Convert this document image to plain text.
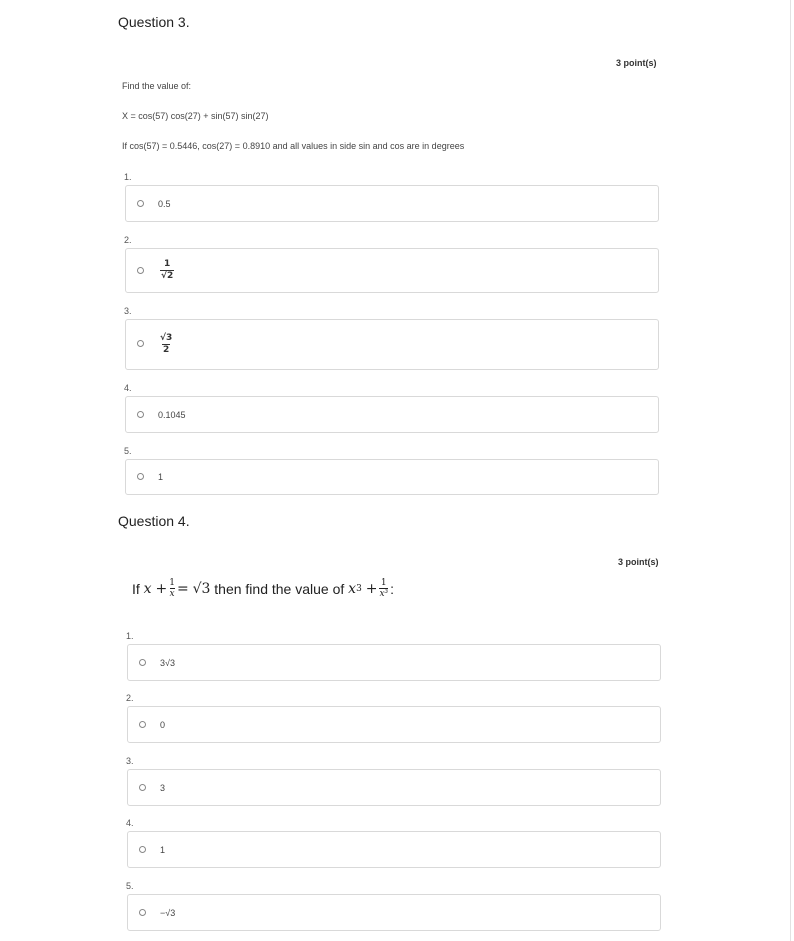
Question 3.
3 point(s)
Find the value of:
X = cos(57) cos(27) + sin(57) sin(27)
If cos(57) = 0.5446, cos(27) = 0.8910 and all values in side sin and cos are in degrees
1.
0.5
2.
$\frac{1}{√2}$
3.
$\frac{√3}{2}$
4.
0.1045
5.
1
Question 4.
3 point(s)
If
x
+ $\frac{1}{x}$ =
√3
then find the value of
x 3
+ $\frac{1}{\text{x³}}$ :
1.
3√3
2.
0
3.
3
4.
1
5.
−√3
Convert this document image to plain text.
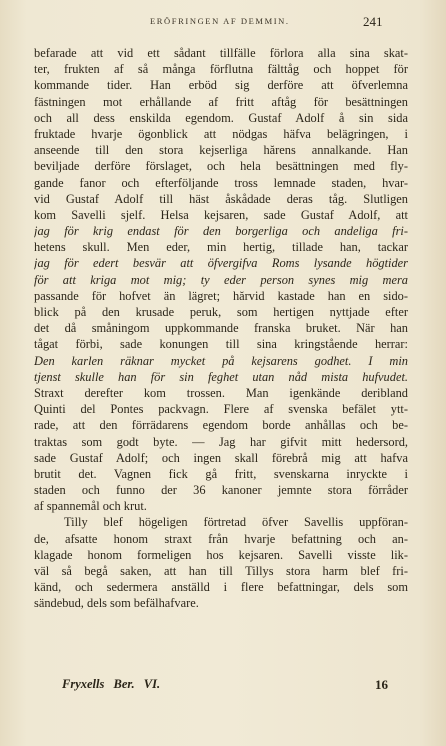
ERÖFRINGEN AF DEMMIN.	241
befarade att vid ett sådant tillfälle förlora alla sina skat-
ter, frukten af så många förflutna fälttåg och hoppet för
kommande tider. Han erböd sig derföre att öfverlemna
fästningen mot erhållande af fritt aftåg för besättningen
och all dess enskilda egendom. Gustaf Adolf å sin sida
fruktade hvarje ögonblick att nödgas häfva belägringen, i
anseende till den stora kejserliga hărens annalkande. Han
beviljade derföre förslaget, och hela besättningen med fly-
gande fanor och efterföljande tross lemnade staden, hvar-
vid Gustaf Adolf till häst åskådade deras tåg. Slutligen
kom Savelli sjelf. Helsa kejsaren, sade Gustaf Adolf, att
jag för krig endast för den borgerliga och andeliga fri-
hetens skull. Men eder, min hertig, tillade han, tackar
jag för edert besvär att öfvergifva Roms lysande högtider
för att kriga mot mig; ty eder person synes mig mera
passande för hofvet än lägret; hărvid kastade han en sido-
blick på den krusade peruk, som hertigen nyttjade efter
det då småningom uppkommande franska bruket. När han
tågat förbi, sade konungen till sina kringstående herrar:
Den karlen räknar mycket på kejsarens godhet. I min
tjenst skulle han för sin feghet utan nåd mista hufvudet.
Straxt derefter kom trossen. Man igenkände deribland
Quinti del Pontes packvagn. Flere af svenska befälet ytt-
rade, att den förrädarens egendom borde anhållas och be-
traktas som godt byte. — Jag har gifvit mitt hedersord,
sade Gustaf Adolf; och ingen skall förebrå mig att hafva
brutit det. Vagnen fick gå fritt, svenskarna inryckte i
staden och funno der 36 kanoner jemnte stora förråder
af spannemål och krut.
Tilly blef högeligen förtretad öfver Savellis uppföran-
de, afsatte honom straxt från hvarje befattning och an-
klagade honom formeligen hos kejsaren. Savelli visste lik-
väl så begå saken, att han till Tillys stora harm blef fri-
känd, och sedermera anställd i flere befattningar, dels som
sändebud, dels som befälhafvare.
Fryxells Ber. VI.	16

________________

→ EXERCISE INSTRUCTIONS
Leave out the pictures and give the listing above again exactly.

→ EXERCISE ANSWER
Convert this document image to plain text.
Question 3.
3 point(s)
Find the value of:
X = cos(57) cos(27) + sin(57) sin(27)
If cos(57) = 0.5446, cos(27) = 0.8910 and all values in side sin and cos are in degrees
1.
0.5
2.
$\frac{1}{√2}$
3.
$\frac{√3}{2}$
4.
0.1045
5.
1
Question 4.
3 point(s)
If
x
+ $\frac{1}{x}$ =
√3
then find the value of
x 3
+ $\frac{1}{\text{x³}}$ :
1.
3√3
2.
0
3.
3
4.
1
5.
−√3
Convert this document image to plain text.
ERÖFRINGEN AF DEMMIN.	241
befarade att vid ett sådant tillfälle förlora alla sina skat-
ter, frukten af så många förflutna fälttåg och hoppet för
kommande tider. Han erböd sig derföre att öfverlemna
fästningen mot erhållande af fritt aftåg för besättningen
och all dess enskilda egendom. Gustaf Adolf å sin sida
fruktade hvarje ögonblick att nödgas häfva belägringen, i
anseende till den stora kejserliga hărens annalkande. Han
beviljade derföre förslaget, och hela besättningen med fly-
gande fanor och efterföljande tross lemnade staden, hvar-
vid Gustaf Adolf till häst åskådade deras tåg. Slutligen
kom Savelli sjelf. Helsa kejsaren, sade Gustaf Adolf, att
jag för krig endast för den borgerliga och andeliga fri-
hetens skull. Men eder, min hertig, tillade han, tackar
jag för edert besvär att öfvergifva Roms lysande högtider
för att kriga mot mig; ty eder person synes mig mera
passande för hofvet än lägret; hărvid kastade han en sido-
blick på den krusade peruk, som hertigen nyttjade efter
det då småningom uppkommande franska bruket. När han
tågat förbi, sade konungen till sina kringstående herrar:
Den karlen räknar mycket på kejsarens godhet. I min
tjenst skulle han för sin feghet utan nåd mista hufvudet.
Straxt derefter kom trossen. Man igenkände deribland
Quinti del Pontes packvagn. Flere af svenska befälet ytt-
rade, att den förrädarens egendom borde anhållas och be-
traktas som godt byte. — Jag har gifvit mitt hedersord,
sade Gustaf Adolf; och ingen skall förebrå mig att hafva
brutit det. Vagnen fick gå fritt, svenskarna inryckte i
staden och funno der 36 kanoner jemnte stora förråder
af spannemål och krut.
Tilly blef högeligen förtretad öfver Savellis uppföran-
de, afsatte honom straxt från hvarje befattning och an-
klagade honom formeligen hos kejsaren. Savelli visste lik-
väl så begå saken, att han till Tillys stora harm blef fri-
känd, och sedermera anställd i flere befattningar, dels som
sändebud, dels som befälhafvare.
Fryxells Ber. VI.	16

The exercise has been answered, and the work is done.